(Records from a dataset)
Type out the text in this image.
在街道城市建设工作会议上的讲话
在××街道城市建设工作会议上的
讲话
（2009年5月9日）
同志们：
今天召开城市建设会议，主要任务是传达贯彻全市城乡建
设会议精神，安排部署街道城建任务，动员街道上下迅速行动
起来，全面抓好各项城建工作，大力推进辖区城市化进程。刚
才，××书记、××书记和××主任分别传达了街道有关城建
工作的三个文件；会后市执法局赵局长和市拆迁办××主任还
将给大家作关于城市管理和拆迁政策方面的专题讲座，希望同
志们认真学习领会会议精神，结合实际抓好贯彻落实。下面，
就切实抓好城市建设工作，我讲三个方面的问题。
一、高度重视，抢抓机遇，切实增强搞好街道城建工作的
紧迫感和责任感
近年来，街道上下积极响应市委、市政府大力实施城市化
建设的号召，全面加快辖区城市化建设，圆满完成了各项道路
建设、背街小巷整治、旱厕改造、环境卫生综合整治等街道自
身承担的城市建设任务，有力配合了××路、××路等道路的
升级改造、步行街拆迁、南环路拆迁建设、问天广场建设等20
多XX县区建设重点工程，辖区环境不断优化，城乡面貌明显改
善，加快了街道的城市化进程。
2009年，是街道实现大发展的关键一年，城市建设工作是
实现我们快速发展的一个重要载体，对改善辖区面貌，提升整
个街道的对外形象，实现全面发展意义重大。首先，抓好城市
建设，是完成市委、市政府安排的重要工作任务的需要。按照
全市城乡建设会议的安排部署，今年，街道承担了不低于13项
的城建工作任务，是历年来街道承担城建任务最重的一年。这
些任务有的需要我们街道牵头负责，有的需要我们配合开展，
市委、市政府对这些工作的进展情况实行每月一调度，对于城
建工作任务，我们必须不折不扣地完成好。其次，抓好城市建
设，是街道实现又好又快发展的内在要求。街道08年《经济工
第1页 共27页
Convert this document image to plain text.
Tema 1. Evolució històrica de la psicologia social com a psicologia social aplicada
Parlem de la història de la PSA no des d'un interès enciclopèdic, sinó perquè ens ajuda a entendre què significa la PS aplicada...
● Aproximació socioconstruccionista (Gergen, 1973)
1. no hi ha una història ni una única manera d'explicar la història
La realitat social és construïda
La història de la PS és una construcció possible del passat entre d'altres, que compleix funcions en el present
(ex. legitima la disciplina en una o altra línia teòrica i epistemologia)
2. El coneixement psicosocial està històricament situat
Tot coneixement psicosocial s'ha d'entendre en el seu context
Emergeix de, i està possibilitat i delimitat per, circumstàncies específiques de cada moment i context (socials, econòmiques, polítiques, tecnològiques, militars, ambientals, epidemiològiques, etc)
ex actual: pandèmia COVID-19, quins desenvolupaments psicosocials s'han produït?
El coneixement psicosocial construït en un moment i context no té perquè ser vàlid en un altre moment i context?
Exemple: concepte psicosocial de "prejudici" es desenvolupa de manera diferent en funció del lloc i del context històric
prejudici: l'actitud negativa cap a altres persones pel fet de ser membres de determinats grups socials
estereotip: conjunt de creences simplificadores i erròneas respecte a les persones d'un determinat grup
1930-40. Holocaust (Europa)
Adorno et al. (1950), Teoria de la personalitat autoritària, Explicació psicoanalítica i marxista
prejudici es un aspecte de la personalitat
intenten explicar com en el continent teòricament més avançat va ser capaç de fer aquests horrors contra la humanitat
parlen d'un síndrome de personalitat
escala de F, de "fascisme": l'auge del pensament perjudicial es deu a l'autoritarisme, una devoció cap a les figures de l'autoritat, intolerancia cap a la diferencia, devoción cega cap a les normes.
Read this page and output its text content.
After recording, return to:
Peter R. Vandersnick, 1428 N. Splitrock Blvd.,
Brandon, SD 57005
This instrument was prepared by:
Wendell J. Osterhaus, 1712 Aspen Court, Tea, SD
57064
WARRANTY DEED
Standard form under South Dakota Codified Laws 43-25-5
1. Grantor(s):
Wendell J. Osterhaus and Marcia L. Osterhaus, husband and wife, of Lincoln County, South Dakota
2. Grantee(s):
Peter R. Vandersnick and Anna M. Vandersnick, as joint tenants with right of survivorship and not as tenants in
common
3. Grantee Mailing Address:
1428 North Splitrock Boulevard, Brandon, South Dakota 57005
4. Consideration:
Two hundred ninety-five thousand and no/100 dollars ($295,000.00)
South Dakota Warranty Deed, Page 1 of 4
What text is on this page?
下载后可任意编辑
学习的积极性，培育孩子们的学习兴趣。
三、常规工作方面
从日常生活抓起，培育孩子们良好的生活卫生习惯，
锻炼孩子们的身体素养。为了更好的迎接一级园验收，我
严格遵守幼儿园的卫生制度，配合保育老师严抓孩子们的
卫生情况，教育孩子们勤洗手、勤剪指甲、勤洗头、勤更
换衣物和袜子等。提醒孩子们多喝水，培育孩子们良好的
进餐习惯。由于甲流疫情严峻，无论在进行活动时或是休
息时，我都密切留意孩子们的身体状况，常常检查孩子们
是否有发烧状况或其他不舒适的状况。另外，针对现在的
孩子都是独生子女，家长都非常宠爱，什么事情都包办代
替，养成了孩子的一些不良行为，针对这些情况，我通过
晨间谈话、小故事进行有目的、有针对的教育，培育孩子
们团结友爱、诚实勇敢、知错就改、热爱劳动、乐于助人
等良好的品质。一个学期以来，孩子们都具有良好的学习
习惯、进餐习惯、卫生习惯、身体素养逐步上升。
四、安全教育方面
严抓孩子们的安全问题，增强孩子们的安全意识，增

Aim of the task: Transcribe word for word the lines from the one holding "What text is on this page?" to the last line of the listing above, inclusive.

The solution:
What text is on this page?
下载后可任意编辑
学习的积极性，培育孩子们的学习兴趣。
三、常规工作方面
从日常生活抓起，培育孩子们良好的生活卫生习惯，
锻炼孩子们的身体素养。为了更好的迎接一级园验收，我
严格遵守幼儿园的卫生制度，配合保育老师严抓孩子们的
卫生情况，教育孩子们勤洗手、勤剪指甲、勤洗头、勤更
换衣物和袜子等。提醒孩子们多喝水，培育孩子们良好的
进餐习惯。由于甲流疫情严峻，无论在进行活动时或是休
息时，我都密切留意孩子们的身体状况，常常检查孩子们
是否有发烧状况或其他不舒适的状况。另外，针对现在的
孩子都是独生子女，家长都非常宠爱，什么事情都包办代
替，养成了孩子的一些不良行为，针对这些情况，我通过
晨间谈话、小故事进行有目的、有针对的教育，培育孩子
们团结友爱、诚实勇敢、知错就改、热爱劳动、乐于助人
等良好的品质。一个学期以来，孩子们都具有良好的学习
习惯、进餐习惯、卫生习惯、身体素养逐步上升。
四、安全教育方面
严抓孩子们的安全问题，增强孩子们的安全意识，增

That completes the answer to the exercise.